• [Aim] Write out the listing below in full and exactly, leaving out every picture.

• [Task material]
■ ■ ■ ■
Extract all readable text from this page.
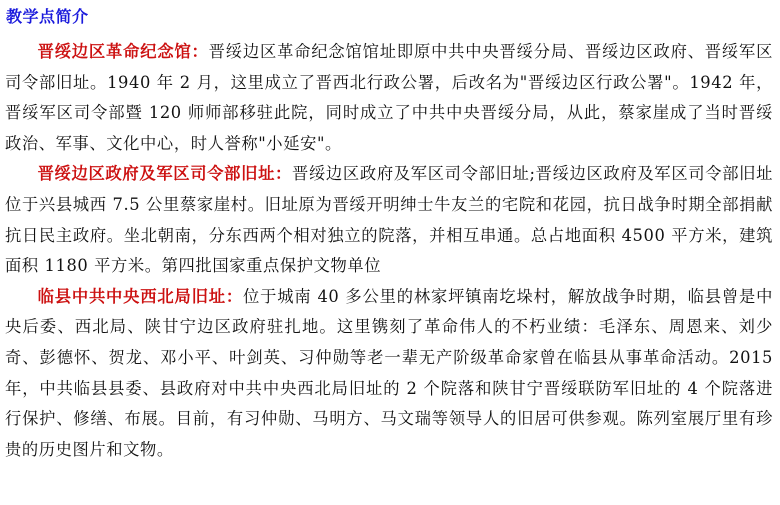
教学点简介

晋绥边区革命纪念馆：晋绥边区革命纪念馆馆址即原中共中央晋绥分局、晋绥边区政府、晋绥军区司令部旧址。1940 年 2 月，这里成立了晋西北行政公署，后改名为"晋绥边区行政公署"。1942 年，晋绥军区司令部暨 120 师师部移驻此院，同时成立了中共中央晋绥分局，从此，蔡家崖成了当时晋绥政治、军事、文化中心，时人誉称"小延安"。

晋绥边区政府及军区司令部旧址：晋绥边区政府及军区司令部旧址;晋绥边区政府及军区司令部旧址位于兴县城西 7.5 公里蔡家崖村。旧址原为晋绥开明绅士牛友兰的宅院和花园，抗日战争时期全部捐献抗日民主政府。坐北朝南，分东西两个相对独立的院落，并相互串通。总占地面积 4500 平方米，建筑面积 1180 平方米。第四批国家重点保护文物单位

临县中共中央西北局旧址：位于城南 40 多公里的林家坪镇南圪垛村，解放战争时期，临县曾是中央后委、西北局、陕甘宁边区政府驻扎地。这里镌刻了革命伟人的不朽业绩：毛泽东、周恩来、刘少奇、彭德怀、贺龙、邓小平、叶剑英、习仲勋等老一辈无产阶级革命家曾在临县从事革命活动。2015 年，中共临县县委、县政府对中共中央西北局旧址的 2 个院落和陕甘宁晋绥联防军旧址的 4 个院落进行保护、修缮、布展。目前，有习仲勋、马明方、马文瑞等领导人的旧居可供参观。陈列室展厅里有珍贵的历史图片和文物。
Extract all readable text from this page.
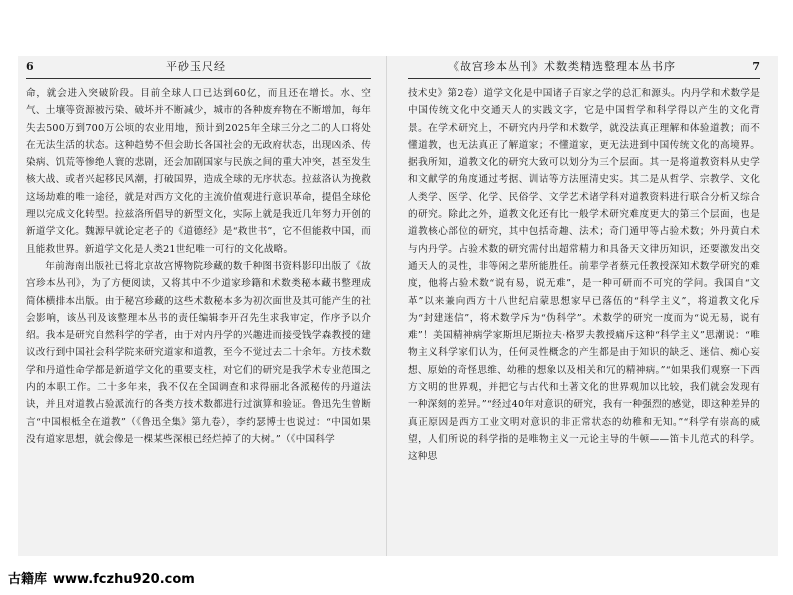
6	平砂玉尺经

命，就会进入突破阶段。目前全球人口已达到60亿，而且还在增长。水、空气、土壤等资源被污染、破坏并不断减少，城市的各种废弃物在不断增加，每年失去500万到700万公顷的农业用地，预计到2025年全球三分之二的人口将处在无法生活的状态。这种趋势不但会助长各国社会的无政府状态，出现凶杀、传染病、饥荒等惨绝人寰的悲剧，还会加剧国家与民族之间的重大冲突，甚至发生核大战、或者兴起移民风潮，打破国界，造成全球的无序状态。拉兹洛认为挽救这场劫难的唯一途径，就是对西方文化的主流价值观进行意识革命，提倡全球伦理以完成文化转型。拉兹洛所倡导的新型文化，实际上就是我近几年努力开创的新道学文化。魏源早就论定老子的《道德经》是“救世书”，它不但能救中国，而且能救世界。新道学文化是人类21世纪唯一可行的文化战略。

年前海南出版社已将北京故宫博物院珍藏的数千种图书资料影印出版了《故宫珍本丛刊》，为了方便阅读，又将其中不少道家珍籍和术数类秘本藏书整理成简体横排本出版。由于秘宫珍藏的这些术数秘本多为初次面世及其可能产生的社会影响，该丛刊及该整理本丛书的责任编辑李开召先生求我审定，作序予以介绍。我本是研究自然科学的学者，由于对内丹学的兴趣进而接受钱学森教授的建议改行到中国社会科学院来研究道家和道教，至今不觉过去二十余年。方技术数学和丹道性命学都是新道学文化的重要支柱，对它们的研究是我学术专业范围之内的本职工作。二十多年来，我不仅在全国调查和求得丽北各派秘传的丹道法诀，并且对道教占验派流行的各类方技术数都进行过演算和验证。鲁迅先生曾断言“中国根柢全在道教”（《鲁迅全集》第九卷），李约瑟博士也说过：“中国如果没有道家思想，就会像是一棵某些深根已经烂掉了的大树。”（《中国科学

《故宫珍本丛刊》术数类精选整理本丛书序	7

技术史》第2卷）道学文化是中国诸子百家之学的总汇和源头。内丹学和术数学是中国传统文化中交通天人的实践文字，它是中国哲学和科学得以产生的文化背景。在学术研究上，不研究内丹学和术数学，就没法真正理解和体验道教；而不懂道教，也无法真正了解道家；不懂道家，更无法进到中国传统文化的高境界。据我所知，道教文化的研究大致可以划分为三个层面。其一是将道教资料从史学和文献学的角度通过考据、训诂等方法厘清史实。其二是从哲学、宗教学、文化人类学、医学、化学、民俗学、文学艺术诸学科对道教资料进行联合分析又综合的研究。除此之外，道教文化还有比一般学术研究难度更大的第三个层面，也是道教核心部位的研究，其中包括奇趣、法术；奇门遁甲等占验术数；外丹黄白术与内丹学。占验术数的研究需付出超常精力和具备天文律历知识，还要激发出交通天人的灵性，非等闲之辈所能胜任。前辈学者蔡元任教授深知术数学研究的难度，他将占验术数“说有易，说无难”，是一种可研而不可究的学问。我国自“文革”以来兼向西方十八世纪启蒙思想家早已落伍的“科学主义”，将道教文化斥为“封建迷信”，将术数学斥为“伪科学”。术数学的研究一度而为“说无易，说有难”！美国精神病学家斯坦尼斯拉夫·格罗夫教授痛斥这种“科学主义”思潮说：“唯物主义科学家们认为，任何灵性概念的产生都是由于知识的缺乏、迷信、痴心妄想、原始的奇怪思维、幼稚的想象以及相关和冗的精神病。”“如果我们观察一下西方文明的世界观，并把它与古代和土著文化的世界观加以比较，我们就会发现有一种深刻的差异。”“经过40年对意识的研究，我有一种强烈的感觉，即这种差异的真正原因是西方工业文明对意识的非正常状态的幼稚和无知。”“科学有崇高的威望，人们所说的科学指的是唯物主义一元论主导的牛顿——笛卡儿范式的科学。这种思

古籍库 www.fczhu920.com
■ ■ ■ ■
• [Completed exercise]
Extract all readable text from this page.
教学点简介

晋绥边区革命纪念馆：晋绥边区革命纪念馆馆址即原中共中央晋绥分局、晋绥边区政府、晋绥军区司令部旧址。1940 年 2 月，这里成立了晋西北行政公署，后改名为"晋绥边区行政公署"。1942 年，晋绥军区司令部暨 120 师师部移驻此院，同时成立了中共中央晋绥分局，从此，蔡家崖成了当时晋绥政治、军事、文化中心，时人誉称"小延安"。

晋绥边区政府及军区司令部旧址：晋绥边区政府及军区司令部旧址;晋绥边区政府及军区司令部旧址位于兴县城西 7.5 公里蔡家崖村。旧址原为晋绥开明绅士牛友兰的宅院和花园，抗日战争时期全部捐献抗日民主政府。坐北朝南，分东西两个相对独立的院落，并相互串通。总占地面积 4500 平方米，建筑面积 1180 平方米。第四批国家重点保护文物单位

临县中共中央西北局旧址：位于城南 40 多公里的林家坪镇南圪垛村，解放战争时期，临县曾是中央后委、西北局、陕甘宁边区政府驻扎地。这里镌刻了革命伟人的不朽业绩：毛泽东、周恩来、刘少奇、彭德怀、贺龙、邓小平、叶剑英、习仲勋等老一辈无产阶级革命家曾在临县从事革命活动。2015 年，中共临县县委、县政府对中共中央西北局旧址的 2 个院落和陕甘宁晋绥联防军旧址的 4 个院落进行保护、修缮、布展。目前，有习仲勋、马明方、马文瑞等领导人的旧居可供参观。陈列室展厅里有珍贵的历史图片和文物。
Extract all readable text from this page.
6	平砂玉尺经

命，就会进入突破阶段。目前全球人口已达到60亿，而且还在增长。水、空气、土壤等资源被污染、破坏并不断减少，城市的各种废弃物在不断增加，每年失去500万到700万公顷的农业用地，预计到2025年全球三分之二的人口将处在无法生活的状态。这种趋势不但会助长各国社会的无政府状态，出现凶杀、传染病、饥荒等惨绝人寰的悲剧，还会加剧国家与民族之间的重大冲突，甚至发生核大战、或者兴起移民风潮，打破国界，造成全球的无序状态。拉兹洛认为挽救这场劫难的唯一途径，就是对西方文化的主流价值观进行意识革命，提倡全球伦理以完成文化转型。拉兹洛所倡导的新型文化，实际上就是我近几年努力开创的新道学文化。魏源早就论定老子的《道德经》是“救世书”，它不但能救中国，而且能救世界。新道学文化是人类21世纪唯一可行的文化战略。

年前海南出版社已将北京故宫博物院珍藏的数千种图书资料影印出版了《故宫珍本丛刊》，为了方便阅读，又将其中不少道家珍籍和术数类秘本藏书整理成简体横排本出版。由于秘宫珍藏的这些术数秘本多为初次面世及其可能产生的社会影响，该丛刊及该整理本丛书的责任编辑李开召先生求我审定，作序予以介绍。我本是研究自然科学的学者，由于对内丹学的兴趣进而接受钱学森教授的建议改行到中国社会科学院来研究道家和道教，至今不觉过去二十余年。方技术数学和丹道性命学都是新道学文化的重要支柱，对它们的研究是我学术专业范围之内的本职工作。二十多年来，我不仅在全国调查和求得丽北各派秘传的丹道法诀，并且对道教占验派流行的各类方技术数都进行过演算和验证。鲁迅先生曾断言“中国根柢全在道教”（《鲁迅全集》第九卷），李约瑟博士也说过：“中国如果没有道家思想，就会像是一棵某些深根已经烂掉了的大树。”（《中国科学

《故宫珍本丛刊》术数类精选整理本丛书序	7

技术史》第2卷）道学文化是中国诸子百家之学的总汇和源头。内丹学和术数学是中国传统文化中交通天人的实践文字，它是中国哲学和科学得以产生的文化背景。在学术研究上，不研究内丹学和术数学，就没法真正理解和体验道教；而不懂道教，也无法真正了解道家；不懂道家，更无法进到中国传统文化的高境界。据我所知，道教文化的研究大致可以划分为三个层面。其一是将道教资料从史学和文献学的角度通过考据、训诂等方法厘清史实。其二是从哲学、宗教学、文化人类学、医学、化学、民俗学、文学艺术诸学科对道教资料进行联合分析又综合的研究。除此之外，道教文化还有比一般学术研究难度更大的第三个层面，也是道教核心部位的研究，其中包括奇趣、法术；奇门遁甲等占验术数；外丹黄白术与内丹学。占验术数的研究需付出超常精力和具备天文律历知识，还要激发出交通天人的灵性，非等闲之辈所能胜任。前辈学者蔡元任教授深知术数学研究的难度，他将占验术数“说有易，说无难”，是一种可研而不可究的学问。我国自“文革”以来兼向西方十八世纪启蒙思想家早已落伍的“科学主义”，将道教文化斥为“封建迷信”，将术数学斥为“伪科学”。术数学的研究一度而为“说无易，说有难”！美国精神病学家斯坦尼斯拉夫·格罗夫教授痛斥这种“科学主义”思潮说：“唯物主义科学家们认为，任何灵性概念的产生都是由于知识的缺乏、迷信、痴心妄想、原始的奇怪思维、幼稚的想象以及相关和冗的精神病。”“如果我们观察一下西方文明的世界观，并把它与古代和土著文化的世界观加以比较，我们就会发现有一种深刻的差异。”“经过40年对意识的研究，我有一种强烈的感觉，即这种差异的真正原因是西方工业文明对意识的非正常状态的幼稚和无知。”“科学有崇高的威望，人们所说的科学指的是唯物主义一元论主导的牛顿——笛卡儿范式的科学。这种思

古籍库 www.fczhu920.com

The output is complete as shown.